> _The task_
Below are some records. Count the lines with "Невостребованная" in them and give nothing but the total.

[Extracted records]
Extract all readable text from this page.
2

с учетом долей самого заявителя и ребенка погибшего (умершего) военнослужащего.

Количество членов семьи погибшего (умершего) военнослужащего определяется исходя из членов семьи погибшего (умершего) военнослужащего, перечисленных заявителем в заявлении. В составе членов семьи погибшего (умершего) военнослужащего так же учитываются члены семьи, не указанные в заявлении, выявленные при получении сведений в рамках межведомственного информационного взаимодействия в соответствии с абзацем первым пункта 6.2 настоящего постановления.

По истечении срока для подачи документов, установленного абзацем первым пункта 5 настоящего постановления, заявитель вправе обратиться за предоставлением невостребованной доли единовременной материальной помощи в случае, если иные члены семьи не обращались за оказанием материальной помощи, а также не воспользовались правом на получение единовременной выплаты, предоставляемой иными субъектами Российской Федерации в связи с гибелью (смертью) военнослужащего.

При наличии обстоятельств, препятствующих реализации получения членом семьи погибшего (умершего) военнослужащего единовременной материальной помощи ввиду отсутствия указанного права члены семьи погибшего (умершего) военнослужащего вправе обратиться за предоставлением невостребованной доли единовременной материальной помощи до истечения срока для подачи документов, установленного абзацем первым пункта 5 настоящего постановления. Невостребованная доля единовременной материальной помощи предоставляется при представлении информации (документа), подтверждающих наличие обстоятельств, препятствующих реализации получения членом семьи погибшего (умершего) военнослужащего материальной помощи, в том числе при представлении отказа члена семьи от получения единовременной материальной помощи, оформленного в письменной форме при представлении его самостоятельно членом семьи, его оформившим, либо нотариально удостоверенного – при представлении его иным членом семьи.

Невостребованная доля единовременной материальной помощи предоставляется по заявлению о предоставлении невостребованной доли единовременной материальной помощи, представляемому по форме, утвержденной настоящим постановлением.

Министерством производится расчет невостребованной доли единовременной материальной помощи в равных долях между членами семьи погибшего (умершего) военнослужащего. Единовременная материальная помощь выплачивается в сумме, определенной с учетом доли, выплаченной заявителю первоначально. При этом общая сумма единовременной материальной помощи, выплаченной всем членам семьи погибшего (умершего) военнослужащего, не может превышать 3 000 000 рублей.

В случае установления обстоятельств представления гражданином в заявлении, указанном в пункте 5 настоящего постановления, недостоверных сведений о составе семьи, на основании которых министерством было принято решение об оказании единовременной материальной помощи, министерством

> _Written solution_
2